**THE PROBLEM**
Below is a set of records. Repeat all of them exactly.
--- BEGIN ---
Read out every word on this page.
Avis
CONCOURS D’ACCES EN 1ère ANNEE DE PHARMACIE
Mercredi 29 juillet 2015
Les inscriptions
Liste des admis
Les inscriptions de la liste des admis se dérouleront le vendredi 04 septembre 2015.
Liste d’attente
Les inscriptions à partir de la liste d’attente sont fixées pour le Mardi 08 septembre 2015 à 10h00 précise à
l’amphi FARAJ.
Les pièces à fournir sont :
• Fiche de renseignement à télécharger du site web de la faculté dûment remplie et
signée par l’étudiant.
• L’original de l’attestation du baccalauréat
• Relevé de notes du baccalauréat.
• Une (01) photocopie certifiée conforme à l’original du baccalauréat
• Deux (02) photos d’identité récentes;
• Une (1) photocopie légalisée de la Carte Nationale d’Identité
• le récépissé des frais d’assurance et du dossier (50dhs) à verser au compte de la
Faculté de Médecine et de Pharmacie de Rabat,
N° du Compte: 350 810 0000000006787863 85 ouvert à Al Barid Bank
--- END ---
**OUTPUT OF THE TASK**
Read out every word on this page.
Avis
CONCOURS D’ACCES EN 1ère ANNEE DE PHARMACIE
Mercredi 29 juillet 2015
Les inscriptions
Liste des admis
Les inscriptions de la liste des admis se dérouleront le vendredi 04 septembre 2015.
Liste d’attente
Les inscriptions à partir de la liste d’attente sont fixées pour le Mardi 08 septembre 2015 à 10h00 précise à
l’amphi FARAJ.
Les pièces à fournir sont :
• Fiche de renseignement à télécharger du site web de la faculté dûment remplie et
signée par l’étudiant.
• L’original de l’attestation du baccalauréat
• Relevé de notes du baccalauréat.
• Une (01) photocopie certifiée conforme à l’original du baccalauréat
• Deux (02) photos d’identité récentes;
• Une (1) photocopie légalisée de la Carte Nationale d’Identité
• le récépissé des frais d’assurance et du dossier (50dhs) à verser au compte de la
Faculté de Médecine et de Pharmacie de Rabat,
N° du Compte: 350 810 0000000006787863 85 ouvert à Al Barid Bank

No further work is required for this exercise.